## WORK TO COMPLETE
Show every line containing "tung" by copying it.
-- Start DATA --
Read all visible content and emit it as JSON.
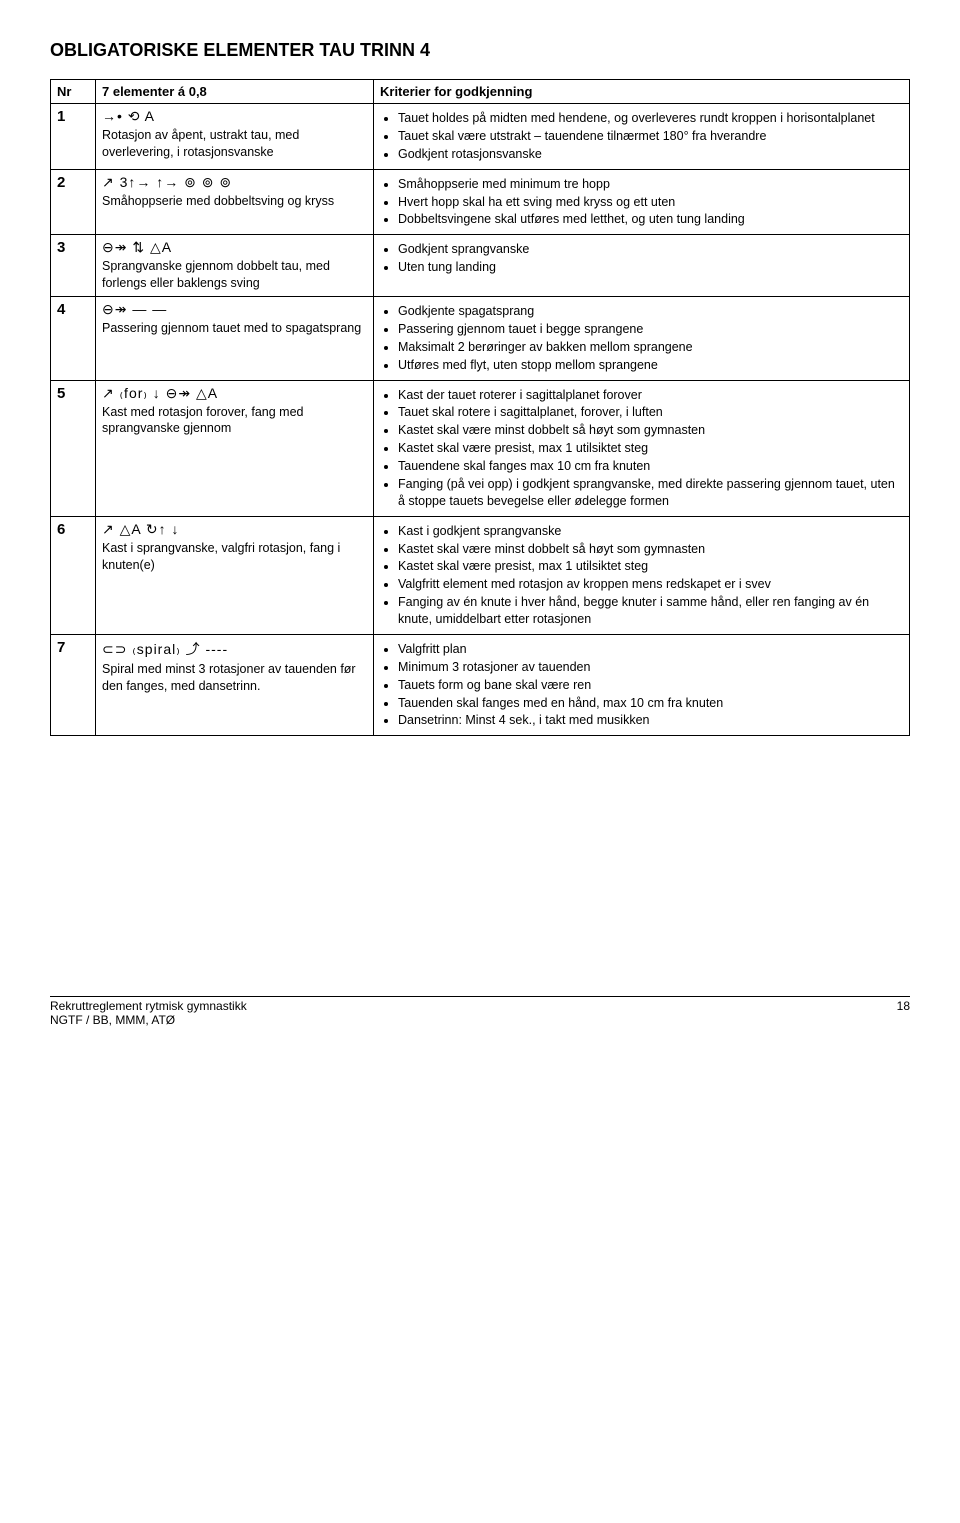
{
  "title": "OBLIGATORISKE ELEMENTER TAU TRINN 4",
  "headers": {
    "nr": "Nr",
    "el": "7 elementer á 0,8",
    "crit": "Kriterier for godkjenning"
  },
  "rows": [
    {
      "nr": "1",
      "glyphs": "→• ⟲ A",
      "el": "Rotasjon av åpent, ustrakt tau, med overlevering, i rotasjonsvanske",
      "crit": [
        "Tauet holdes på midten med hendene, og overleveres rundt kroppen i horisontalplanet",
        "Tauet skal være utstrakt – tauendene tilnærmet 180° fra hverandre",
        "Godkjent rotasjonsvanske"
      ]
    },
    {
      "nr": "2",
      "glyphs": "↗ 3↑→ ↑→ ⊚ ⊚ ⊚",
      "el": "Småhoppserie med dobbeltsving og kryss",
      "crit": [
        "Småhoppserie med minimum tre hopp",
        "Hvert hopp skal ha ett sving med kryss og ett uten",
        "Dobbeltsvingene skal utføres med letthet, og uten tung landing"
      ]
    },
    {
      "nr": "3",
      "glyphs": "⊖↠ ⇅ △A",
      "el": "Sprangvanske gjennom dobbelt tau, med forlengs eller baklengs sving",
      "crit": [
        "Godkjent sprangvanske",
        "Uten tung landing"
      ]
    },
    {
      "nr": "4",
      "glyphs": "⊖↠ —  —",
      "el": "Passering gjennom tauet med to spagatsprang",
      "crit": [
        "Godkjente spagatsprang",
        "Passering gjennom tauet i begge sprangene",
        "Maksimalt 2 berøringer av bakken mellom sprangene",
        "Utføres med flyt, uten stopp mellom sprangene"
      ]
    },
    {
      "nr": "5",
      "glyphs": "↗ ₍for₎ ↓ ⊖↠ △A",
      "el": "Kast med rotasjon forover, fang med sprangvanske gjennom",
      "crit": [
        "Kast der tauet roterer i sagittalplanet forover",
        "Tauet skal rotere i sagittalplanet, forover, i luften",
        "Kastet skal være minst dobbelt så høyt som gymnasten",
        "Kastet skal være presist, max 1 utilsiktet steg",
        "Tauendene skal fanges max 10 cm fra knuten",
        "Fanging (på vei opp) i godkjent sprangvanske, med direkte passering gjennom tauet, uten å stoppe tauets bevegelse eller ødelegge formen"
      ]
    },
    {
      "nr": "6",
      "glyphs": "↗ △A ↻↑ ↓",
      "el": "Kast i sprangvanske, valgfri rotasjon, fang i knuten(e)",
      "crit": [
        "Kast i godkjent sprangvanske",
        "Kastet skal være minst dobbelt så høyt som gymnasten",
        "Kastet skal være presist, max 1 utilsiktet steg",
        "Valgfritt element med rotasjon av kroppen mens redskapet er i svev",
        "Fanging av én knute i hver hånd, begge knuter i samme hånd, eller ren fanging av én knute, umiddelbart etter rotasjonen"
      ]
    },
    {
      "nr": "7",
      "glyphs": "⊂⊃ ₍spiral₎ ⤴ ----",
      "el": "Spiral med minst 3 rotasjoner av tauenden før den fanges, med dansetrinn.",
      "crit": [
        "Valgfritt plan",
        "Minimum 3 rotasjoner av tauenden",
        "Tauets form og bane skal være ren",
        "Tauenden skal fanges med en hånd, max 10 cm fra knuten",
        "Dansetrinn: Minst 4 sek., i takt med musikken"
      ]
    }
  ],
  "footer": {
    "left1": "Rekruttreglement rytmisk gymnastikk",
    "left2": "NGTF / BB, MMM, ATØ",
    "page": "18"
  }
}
-- End DATA --
## WRITTEN ANSWER
        "Dobbeltsvingene skal utføres med letthet, og uten tung landing"
        "Uten tung landing"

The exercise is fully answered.